### Text segment ###
Nahj al-Balagha ( , 'The Path of Eloquence') is the best-known collection of sermons, letters, and sayings attributed to Ali ibn Abi Talib, fourth Rashidun Caliph, first Shia Imam and the cousin and son-in-law of the Islamic prophet, Muhammad. It was collected by al-Sharif al-Radi, a renowned Shia scholar in the tenth century AD (fourth century AH). Known for its moral aphorisms and eloquent content, Nahj al-Balagha is widely studied in the Islamic world and has considerably influenced the field of Arabic literature and rhetoric. Ibn Abil-Hadid, the author of an in-depth commentary on the book, believes that Nahj al-Balagha is "above the words of men and below the words of God." The authenticity of Nahj al-Balagha has long been the subject of lively polemic debates, though recent scholarship suggests that most of the content can indeed be attributed to Ali.

Overview 
Nahj al-Balagha is a collection of more than 200 sermons, nearly 80 letters, and almost 500 sayings.
###
To be done
According to the passage on Nahj al-Balagha, who collected it?
### Dataset ###
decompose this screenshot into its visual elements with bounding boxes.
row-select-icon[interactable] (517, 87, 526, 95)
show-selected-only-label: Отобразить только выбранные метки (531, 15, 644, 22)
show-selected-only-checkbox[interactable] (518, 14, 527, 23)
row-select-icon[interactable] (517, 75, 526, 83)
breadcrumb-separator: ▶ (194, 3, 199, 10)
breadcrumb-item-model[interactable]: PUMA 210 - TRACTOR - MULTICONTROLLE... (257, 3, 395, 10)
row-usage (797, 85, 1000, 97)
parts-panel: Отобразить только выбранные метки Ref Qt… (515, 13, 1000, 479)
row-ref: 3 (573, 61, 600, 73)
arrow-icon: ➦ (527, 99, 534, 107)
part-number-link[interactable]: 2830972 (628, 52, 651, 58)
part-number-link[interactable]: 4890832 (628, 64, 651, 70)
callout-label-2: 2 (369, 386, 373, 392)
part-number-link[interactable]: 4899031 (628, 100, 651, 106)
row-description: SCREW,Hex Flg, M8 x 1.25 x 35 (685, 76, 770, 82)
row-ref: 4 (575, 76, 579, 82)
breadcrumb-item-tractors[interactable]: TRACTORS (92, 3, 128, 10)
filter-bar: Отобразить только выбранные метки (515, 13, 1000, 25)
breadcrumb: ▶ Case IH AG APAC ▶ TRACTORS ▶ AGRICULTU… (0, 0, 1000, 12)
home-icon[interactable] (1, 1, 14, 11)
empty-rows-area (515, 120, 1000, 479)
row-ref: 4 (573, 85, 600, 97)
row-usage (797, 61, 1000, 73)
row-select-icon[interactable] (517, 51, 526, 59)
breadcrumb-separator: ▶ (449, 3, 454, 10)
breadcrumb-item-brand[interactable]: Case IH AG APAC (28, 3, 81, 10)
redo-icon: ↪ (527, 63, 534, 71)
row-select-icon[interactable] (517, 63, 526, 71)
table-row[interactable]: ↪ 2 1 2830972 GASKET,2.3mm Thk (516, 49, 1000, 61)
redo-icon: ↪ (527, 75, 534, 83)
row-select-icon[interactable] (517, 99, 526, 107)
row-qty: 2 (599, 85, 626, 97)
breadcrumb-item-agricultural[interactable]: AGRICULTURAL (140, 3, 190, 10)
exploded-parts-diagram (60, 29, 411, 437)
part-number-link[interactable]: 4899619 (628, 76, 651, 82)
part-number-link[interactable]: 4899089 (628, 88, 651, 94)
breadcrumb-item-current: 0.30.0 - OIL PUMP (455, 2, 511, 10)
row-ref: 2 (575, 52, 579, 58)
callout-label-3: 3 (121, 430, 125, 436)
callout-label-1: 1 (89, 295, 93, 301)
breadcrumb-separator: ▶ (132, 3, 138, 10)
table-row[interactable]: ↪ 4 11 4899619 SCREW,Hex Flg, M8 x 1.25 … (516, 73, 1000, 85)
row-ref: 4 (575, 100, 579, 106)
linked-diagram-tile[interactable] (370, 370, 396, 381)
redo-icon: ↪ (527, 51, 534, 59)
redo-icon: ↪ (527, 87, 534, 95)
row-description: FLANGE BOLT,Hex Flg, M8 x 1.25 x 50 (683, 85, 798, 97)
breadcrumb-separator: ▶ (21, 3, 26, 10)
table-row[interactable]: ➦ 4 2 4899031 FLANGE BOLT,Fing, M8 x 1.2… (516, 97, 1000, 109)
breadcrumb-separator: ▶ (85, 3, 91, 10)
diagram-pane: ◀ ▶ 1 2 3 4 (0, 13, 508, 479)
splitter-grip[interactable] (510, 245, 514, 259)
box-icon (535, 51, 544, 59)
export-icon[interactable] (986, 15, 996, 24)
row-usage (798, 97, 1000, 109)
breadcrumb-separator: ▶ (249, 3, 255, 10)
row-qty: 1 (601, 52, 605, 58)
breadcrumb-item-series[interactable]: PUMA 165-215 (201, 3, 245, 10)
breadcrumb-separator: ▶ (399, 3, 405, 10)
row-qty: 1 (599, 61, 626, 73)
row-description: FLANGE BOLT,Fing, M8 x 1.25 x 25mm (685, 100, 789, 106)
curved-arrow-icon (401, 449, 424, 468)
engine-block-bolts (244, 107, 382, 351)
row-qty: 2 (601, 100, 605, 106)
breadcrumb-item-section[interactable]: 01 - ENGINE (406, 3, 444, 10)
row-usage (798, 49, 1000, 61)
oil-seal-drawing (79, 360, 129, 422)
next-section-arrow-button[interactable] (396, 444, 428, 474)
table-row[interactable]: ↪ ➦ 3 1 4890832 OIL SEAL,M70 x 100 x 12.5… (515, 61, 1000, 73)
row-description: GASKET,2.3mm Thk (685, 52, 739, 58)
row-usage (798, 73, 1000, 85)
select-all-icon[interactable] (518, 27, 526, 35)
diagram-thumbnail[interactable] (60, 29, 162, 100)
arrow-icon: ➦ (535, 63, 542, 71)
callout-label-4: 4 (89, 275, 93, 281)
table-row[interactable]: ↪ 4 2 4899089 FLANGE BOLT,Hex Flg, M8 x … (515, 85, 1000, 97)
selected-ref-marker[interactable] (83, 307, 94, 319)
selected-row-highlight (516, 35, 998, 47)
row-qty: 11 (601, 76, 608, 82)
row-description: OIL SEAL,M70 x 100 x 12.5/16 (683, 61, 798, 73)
###
### Dataset ###
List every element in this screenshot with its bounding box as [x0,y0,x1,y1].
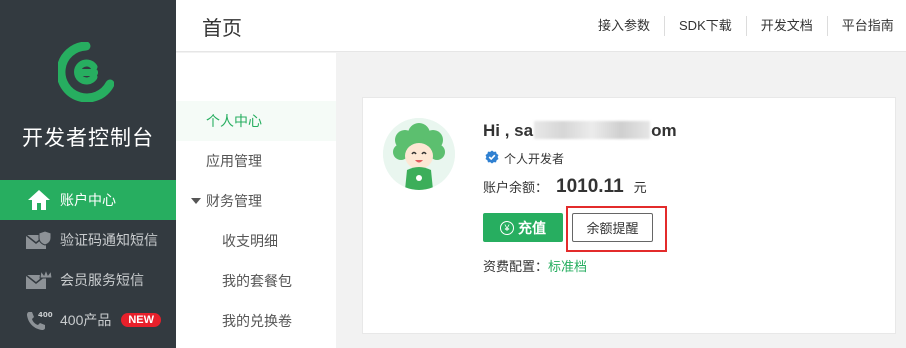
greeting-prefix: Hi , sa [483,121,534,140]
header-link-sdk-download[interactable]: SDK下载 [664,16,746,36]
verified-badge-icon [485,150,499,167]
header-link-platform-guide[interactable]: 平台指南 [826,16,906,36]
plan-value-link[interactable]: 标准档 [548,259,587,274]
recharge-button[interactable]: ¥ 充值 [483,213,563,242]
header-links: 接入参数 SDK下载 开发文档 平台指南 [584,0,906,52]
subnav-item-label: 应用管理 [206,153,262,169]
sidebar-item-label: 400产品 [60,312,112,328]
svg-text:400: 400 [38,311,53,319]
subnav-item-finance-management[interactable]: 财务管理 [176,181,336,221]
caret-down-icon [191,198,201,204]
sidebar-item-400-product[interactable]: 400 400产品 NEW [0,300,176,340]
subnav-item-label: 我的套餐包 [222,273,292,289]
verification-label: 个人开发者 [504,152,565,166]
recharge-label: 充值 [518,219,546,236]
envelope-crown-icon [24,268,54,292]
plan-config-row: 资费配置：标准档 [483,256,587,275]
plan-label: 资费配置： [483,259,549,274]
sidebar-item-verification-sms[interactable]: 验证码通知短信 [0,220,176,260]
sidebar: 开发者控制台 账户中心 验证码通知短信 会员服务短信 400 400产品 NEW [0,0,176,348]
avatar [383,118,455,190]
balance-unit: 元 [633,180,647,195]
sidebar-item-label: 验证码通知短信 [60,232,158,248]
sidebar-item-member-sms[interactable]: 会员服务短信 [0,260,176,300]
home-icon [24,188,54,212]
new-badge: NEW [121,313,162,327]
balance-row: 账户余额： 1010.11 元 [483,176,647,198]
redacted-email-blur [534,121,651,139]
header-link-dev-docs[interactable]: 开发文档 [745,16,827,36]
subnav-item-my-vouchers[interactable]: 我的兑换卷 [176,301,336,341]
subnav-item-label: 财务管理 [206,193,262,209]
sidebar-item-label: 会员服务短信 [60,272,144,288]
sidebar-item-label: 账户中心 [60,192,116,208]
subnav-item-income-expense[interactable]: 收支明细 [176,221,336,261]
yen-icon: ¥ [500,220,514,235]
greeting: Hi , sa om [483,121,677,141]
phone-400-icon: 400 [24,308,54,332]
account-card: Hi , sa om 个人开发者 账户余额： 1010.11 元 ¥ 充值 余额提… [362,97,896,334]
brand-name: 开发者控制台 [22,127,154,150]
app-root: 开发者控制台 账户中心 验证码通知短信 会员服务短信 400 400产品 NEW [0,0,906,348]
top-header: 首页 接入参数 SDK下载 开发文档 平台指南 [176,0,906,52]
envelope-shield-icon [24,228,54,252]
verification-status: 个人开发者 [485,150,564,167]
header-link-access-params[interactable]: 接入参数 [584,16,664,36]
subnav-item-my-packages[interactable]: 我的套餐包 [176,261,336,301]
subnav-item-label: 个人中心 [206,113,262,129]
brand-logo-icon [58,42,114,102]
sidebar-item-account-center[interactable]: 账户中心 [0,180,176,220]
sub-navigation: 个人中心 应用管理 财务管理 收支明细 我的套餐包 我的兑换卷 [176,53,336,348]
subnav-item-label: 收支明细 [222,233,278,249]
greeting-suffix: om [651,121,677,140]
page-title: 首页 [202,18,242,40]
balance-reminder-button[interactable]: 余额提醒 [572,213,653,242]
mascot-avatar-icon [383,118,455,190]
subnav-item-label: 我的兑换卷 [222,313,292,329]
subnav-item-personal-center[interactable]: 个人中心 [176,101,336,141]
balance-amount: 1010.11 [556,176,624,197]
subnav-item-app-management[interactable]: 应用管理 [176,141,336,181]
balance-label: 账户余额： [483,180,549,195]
###
Output of the exercise
Al-Sharif al-Radi, a renowned Shia scholar of the tenth century AD (fourth century AH), collected it.